**SELECTED EXTRACT:**
********
A Capitol Tour, Part III - The Senate Chambers
Touring the "old" and current Senate chambers. These chambers teem with fascinating people, history and stories. Meet Senator Judah Benjamin (D-LA).
Miss parts one and two? Find them here and here.
The “old” Senate Chamber’s Franklin Stoves were undoubtedly running full tilt the morning of January 4, 1859, as about 62 US Senators began arriving for their traditional noon convening in what had become a crowded 40-year-old chamber. The number of states represented in the chamber more than doubled during that time.
I’ve seen no reports about any visitors in the gallery that morning. Being the best show in town during contentious pre-Civil War days, well-dressed visitors would line up at 9 a.m. for a session that didn’t usually begin until noon. It would fill quickly, leading some Senators to invite women to sit at their desks on the Senate’s floor. That would never happen today.
Except on this day, there were probably no desks in the chamber except that of the Senate President. They’d been moved to the “new” chamber. Senators solemnly gathered and marched single file to their new environs. The “old” chamber would soon become the new home of the US Supreme Court, which they occupied until 1935 before moving to their current home across the street from the Capitol’s east front. \
Over time, the old chamber almost fell into disrepair. After a 10-year stalemate with the House, funds were finally appropriated for a restoration that concluded in 1976.
The Senators who gathered late that morning for their march to the new chamber each have interesting stories. Perhaps none more so than Senators Jefferson Davis (D-MS), Judah Benjamin (D-LA), Stephen Douglas (D-IL), Hannibal Hamlin (R-ME, Lincoln’s first vice president), Charles Sumner (R-MA).
Benjamin’s history fascinates me. “Benjamin was the first Jew to hold a Cabinet position in North America and the first to be elected to the United States Senate who had not renounced his faith,” writes Wikipedia. And that Cabinet position was for the Confederacy. An accomplished plantation owner and attorney, he continued to practice law before the Supreme Court - downstairs from the Old Senate Chamber - while serving in the Senate. When their respective states seceded, President Davis named Benjamin the Confederacy’s first Attorney General, then Secretary of War, then Secretary of State, where he unsuccessfully tried to win international support for the Confederacy. When the war ended, he escaped to Great Britain to practice law. Other confederates, including Vice President Alexander Stephens, would remain and win election to Congress after the war.
********
**LISTING:**
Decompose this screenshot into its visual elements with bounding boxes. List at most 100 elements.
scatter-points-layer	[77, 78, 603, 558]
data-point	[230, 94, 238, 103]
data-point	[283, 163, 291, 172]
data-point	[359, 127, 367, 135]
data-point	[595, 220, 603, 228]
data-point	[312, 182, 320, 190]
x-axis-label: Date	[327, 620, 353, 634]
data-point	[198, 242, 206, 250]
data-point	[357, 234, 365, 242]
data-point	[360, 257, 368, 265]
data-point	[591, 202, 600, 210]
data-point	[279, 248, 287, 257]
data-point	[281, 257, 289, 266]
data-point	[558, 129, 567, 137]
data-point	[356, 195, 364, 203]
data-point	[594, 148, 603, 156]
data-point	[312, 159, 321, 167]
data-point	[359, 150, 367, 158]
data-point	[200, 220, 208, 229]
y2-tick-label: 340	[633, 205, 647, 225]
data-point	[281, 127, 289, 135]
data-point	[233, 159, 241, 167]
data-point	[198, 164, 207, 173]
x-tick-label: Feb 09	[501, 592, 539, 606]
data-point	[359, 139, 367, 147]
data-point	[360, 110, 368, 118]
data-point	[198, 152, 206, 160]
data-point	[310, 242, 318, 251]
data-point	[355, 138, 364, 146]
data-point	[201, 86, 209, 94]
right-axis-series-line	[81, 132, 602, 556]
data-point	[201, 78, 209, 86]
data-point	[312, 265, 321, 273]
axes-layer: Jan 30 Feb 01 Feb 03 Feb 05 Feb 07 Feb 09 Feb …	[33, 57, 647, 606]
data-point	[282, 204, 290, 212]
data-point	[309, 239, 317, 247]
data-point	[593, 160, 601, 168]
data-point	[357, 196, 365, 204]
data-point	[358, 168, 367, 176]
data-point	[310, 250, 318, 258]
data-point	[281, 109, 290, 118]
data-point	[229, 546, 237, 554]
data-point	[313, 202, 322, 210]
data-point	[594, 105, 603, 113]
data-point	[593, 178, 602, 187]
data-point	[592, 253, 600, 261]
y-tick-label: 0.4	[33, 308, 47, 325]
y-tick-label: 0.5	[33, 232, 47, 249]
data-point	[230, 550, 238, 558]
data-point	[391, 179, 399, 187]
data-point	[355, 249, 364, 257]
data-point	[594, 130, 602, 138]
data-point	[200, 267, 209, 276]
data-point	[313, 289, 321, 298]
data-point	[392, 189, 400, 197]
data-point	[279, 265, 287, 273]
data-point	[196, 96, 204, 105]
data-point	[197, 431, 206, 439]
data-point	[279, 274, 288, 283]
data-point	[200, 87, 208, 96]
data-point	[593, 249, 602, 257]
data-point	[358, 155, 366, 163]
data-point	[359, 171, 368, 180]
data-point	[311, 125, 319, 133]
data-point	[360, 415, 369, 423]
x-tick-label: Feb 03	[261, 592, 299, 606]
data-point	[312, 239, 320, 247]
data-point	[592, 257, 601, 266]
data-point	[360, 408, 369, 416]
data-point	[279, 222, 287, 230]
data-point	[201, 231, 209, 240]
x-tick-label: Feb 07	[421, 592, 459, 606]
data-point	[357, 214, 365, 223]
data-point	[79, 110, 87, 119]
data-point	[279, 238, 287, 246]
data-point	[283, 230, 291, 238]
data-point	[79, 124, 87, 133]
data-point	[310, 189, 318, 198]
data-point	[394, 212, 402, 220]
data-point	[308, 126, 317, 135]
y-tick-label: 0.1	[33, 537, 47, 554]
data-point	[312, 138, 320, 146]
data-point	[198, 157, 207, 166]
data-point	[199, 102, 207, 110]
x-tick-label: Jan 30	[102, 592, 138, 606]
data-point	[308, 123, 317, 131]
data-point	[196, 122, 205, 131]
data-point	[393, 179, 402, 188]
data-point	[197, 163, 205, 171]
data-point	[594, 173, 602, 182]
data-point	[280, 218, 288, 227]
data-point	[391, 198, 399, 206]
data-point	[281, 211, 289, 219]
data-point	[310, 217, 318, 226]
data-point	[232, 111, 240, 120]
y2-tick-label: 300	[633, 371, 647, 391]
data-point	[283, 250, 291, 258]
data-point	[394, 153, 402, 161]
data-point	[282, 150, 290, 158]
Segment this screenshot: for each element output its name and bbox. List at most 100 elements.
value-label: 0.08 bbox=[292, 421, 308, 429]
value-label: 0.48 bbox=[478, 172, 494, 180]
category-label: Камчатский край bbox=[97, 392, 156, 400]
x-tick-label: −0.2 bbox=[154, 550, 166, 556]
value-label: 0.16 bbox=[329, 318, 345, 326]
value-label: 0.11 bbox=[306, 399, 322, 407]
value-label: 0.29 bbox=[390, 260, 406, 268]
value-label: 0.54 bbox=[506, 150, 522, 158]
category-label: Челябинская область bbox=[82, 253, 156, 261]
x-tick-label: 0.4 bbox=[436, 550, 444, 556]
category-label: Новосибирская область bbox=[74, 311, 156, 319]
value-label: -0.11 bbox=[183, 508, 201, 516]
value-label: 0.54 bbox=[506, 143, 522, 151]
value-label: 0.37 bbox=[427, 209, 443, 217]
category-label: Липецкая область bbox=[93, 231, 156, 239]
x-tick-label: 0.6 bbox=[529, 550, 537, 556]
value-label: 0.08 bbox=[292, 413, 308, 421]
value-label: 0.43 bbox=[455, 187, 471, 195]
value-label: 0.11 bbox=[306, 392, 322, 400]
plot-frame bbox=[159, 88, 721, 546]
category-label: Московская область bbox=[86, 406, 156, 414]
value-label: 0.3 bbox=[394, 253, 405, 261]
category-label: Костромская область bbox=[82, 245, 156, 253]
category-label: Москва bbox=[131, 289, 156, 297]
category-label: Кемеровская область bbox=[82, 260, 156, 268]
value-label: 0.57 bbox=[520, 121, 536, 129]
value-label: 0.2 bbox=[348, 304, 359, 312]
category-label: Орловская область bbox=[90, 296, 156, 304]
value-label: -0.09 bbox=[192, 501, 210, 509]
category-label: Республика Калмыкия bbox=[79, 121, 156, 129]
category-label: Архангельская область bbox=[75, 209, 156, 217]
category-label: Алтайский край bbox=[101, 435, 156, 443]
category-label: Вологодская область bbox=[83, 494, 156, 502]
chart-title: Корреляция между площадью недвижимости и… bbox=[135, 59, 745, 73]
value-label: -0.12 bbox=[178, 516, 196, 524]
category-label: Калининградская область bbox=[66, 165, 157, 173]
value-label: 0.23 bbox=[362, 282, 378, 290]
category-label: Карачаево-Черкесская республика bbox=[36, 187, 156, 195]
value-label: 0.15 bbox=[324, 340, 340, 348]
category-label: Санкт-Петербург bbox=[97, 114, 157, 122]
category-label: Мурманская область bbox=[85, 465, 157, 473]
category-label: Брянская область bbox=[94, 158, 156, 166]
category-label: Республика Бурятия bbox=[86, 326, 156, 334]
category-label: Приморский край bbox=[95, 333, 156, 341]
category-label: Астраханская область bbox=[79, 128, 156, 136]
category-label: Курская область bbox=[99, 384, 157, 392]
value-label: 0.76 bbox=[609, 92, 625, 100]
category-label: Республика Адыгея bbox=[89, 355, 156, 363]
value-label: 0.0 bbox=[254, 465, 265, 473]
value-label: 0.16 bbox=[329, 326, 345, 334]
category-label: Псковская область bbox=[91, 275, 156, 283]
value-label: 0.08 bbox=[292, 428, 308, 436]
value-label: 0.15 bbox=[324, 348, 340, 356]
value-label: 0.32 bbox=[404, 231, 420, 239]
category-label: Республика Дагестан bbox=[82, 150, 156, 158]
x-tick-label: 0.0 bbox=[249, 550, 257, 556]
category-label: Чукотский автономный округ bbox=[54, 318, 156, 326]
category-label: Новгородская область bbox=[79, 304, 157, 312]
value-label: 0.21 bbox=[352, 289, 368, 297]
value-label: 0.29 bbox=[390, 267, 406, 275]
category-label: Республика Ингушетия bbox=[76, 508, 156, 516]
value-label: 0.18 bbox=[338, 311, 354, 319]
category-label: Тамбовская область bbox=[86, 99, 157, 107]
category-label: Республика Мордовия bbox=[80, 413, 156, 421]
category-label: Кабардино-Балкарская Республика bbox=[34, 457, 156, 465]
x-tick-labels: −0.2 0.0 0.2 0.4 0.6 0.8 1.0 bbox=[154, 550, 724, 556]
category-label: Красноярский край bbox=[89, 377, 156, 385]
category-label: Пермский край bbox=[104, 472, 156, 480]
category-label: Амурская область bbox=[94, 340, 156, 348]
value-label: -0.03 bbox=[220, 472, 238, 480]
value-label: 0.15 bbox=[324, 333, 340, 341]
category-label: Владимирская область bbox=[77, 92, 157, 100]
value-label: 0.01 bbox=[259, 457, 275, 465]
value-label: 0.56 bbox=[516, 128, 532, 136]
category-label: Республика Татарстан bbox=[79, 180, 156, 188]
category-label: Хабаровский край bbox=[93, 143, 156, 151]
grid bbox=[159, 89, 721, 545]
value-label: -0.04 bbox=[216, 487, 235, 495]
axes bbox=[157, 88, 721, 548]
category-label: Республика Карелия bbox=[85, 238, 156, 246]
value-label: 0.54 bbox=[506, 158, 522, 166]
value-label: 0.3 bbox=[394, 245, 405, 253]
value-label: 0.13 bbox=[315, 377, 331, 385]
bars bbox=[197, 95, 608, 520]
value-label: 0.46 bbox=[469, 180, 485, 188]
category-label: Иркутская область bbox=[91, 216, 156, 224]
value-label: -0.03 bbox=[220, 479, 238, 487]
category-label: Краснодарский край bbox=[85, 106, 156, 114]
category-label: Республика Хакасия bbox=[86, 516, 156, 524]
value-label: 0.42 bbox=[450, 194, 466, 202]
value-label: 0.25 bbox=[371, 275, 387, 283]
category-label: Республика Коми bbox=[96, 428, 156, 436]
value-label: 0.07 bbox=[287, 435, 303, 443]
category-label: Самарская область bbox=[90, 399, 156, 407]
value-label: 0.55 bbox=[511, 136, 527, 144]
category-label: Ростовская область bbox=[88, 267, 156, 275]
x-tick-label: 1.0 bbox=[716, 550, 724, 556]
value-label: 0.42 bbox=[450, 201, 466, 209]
********
**THE TASKS:**
**a.** Output, word for word, the stretch of the Senate chambers text from "A Capitol Tour, Part" through "here and here.".
**b.** Reproduce only the stretch of the records from their start through the line containing "125, 319, 133]", switching every "data-point" to "marker" and leaving all else unchanged.

**PROBLEM SOLUTIONS:**
**a.**
A Capitol Tour, Part III - The Senate Chambers
Touring the "old" and current Senate chambers. These chambers teem with fascinating people, history and stories. Meet Senator Judah Benjamin (D-LA).
Miss parts one and two? Find them here and here.

**b.**
Decompose this screenshot into its visual elements with bounding boxes. List at most 100 elements.
scatter-points-layer	[77, 78, 603, 558]
marker	[230, 94, 238, 103]
marker	[283, 163, 291, 172]
marker	[359, 127, 367, 135]
marker	[595, 220, 603, 228]
marker	[312, 182, 320, 190]
x-axis-label: Date	[327, 620, 353, 634]
marker	[198, 242, 206, 250]
marker	[357, 234, 365, 242]
marker	[360, 257, 368, 265]
marker	[591, 202, 600, 210]
marker	[279, 248, 287, 257]
marker	[281, 257, 289, 266]
marker	[558, 129, 567, 137]
marker	[356, 195, 364, 203]
marker	[594, 148, 603, 156]
marker	[312, 159, 321, 167]
marker	[359, 150, 367, 158]
marker	[200, 220, 208, 229]
y2-tick-label: 340	[633, 205, 647, 225]
marker	[281, 127, 289, 135]
marker	[233, 159, 241, 167]
marker	[198, 164, 207, 173]
x-tick-label: Feb 09	[501, 592, 539, 606]
marker	[359, 139, 367, 147]
marker	[360, 110, 368, 118]
marker	[198, 152, 206, 160]
marker	[310, 242, 318, 251]
marker	[355, 138, 364, 146]
marker	[201, 86, 209, 94]
right-axis-series-line	[81, 132, 602, 556]
marker	[201, 78, 209, 86]
marker	[312, 265, 321, 273]
axes-layer: Jan 30 Feb 01 Feb 03 Feb 05 Feb 07 Feb 09 Feb …	[33, 57, 647, 606]
marker	[282, 204, 290, 212]
marker	[309, 239, 317, 247]
marker	[593, 160, 601, 168]
marker	[357, 196, 365, 204]
marker	[358, 168, 367, 176]
marker	[310, 250, 318, 258]
marker	[281, 109, 290, 118]
marker	[229, 546, 237, 554]
marker	[313, 202, 322, 210]
marker	[594, 105, 603, 113]
marker	[593, 178, 602, 187]
marker	[592, 253, 600, 261]
y-tick-label: 0.4	[33, 308, 47, 325]
y-tick-label: 0.5	[33, 232, 47, 249]
marker	[230, 550, 238, 558]
marker	[391, 179, 399, 187]
marker	[355, 249, 364, 257]
marker	[594, 130, 602, 138]
marker	[200, 267, 209, 276]
marker	[313, 289, 321, 298]
marker	[392, 189, 400, 197]
marker	[279, 265, 287, 273]
marker	[196, 96, 204, 105]
marker	[197, 431, 206, 439]
marker	[279, 274, 288, 283]
marker	[200, 87, 208, 96]
marker	[593, 249, 602, 257]
marker	[358, 155, 366, 163]
marker	[359, 171, 368, 180]
marker	[311, 125, 319, 133]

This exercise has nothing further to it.